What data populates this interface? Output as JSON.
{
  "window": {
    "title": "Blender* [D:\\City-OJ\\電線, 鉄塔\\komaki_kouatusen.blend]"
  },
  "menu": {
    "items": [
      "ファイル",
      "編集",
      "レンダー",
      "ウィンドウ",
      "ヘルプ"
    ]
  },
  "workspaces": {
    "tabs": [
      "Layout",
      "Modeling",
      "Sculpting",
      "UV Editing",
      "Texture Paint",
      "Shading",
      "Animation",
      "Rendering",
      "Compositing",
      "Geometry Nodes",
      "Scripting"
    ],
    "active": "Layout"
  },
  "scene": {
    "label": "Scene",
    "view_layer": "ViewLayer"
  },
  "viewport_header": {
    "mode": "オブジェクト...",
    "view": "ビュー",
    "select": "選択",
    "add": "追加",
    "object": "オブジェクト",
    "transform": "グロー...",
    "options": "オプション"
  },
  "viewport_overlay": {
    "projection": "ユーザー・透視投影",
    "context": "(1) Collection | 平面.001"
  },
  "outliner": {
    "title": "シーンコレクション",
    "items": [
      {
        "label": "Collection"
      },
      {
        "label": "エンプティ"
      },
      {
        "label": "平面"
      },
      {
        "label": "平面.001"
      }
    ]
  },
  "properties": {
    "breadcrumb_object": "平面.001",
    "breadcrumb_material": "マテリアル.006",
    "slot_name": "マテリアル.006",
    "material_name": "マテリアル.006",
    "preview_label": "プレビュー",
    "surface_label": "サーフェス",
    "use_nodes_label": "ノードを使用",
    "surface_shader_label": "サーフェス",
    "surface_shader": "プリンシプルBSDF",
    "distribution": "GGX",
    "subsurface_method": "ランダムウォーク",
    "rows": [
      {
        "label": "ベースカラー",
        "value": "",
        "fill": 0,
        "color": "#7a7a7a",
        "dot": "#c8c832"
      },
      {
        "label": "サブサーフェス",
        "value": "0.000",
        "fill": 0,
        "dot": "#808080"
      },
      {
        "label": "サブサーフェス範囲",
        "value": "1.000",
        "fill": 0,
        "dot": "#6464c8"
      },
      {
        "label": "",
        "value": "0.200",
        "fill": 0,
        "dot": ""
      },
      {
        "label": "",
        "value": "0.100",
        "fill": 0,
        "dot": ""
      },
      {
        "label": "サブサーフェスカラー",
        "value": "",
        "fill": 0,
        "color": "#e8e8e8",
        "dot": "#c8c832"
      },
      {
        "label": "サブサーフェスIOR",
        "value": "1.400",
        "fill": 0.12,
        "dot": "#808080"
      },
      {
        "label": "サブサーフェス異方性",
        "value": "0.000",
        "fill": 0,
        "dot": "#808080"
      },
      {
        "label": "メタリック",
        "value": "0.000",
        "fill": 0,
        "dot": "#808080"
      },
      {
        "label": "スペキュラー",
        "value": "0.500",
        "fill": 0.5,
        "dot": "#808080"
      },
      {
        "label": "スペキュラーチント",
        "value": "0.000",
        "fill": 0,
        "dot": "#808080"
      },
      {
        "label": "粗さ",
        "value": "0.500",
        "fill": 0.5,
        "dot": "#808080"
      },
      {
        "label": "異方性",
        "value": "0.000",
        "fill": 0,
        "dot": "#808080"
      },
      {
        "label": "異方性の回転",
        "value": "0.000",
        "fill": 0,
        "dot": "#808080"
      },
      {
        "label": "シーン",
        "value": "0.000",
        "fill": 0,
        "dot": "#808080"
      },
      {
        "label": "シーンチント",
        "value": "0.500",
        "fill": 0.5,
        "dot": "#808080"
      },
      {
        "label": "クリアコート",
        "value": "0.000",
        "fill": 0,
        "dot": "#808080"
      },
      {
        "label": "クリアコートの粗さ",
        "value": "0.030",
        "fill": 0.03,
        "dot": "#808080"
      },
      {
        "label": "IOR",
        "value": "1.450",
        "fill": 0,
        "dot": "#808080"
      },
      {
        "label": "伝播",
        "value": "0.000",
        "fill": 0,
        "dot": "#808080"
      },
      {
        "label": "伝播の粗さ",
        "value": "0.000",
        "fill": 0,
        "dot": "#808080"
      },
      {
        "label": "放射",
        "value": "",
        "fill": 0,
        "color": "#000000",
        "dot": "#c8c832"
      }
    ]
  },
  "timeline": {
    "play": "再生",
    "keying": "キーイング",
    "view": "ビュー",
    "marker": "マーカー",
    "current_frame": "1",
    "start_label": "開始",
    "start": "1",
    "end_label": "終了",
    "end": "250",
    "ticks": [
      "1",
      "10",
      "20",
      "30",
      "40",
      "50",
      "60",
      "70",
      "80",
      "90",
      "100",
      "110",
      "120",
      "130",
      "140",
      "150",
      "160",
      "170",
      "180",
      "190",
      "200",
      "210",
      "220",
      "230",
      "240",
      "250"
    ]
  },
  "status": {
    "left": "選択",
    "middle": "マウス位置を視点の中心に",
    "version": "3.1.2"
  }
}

========================

## What is expected:
Pick out all lines from the data above in which the word "title" appears.

## Result:
    "title": "Blender* [D:\\City-OJ\\電線, 鉄塔\\komaki_kouatusen.blend]"
    "title": "シーンコレクション",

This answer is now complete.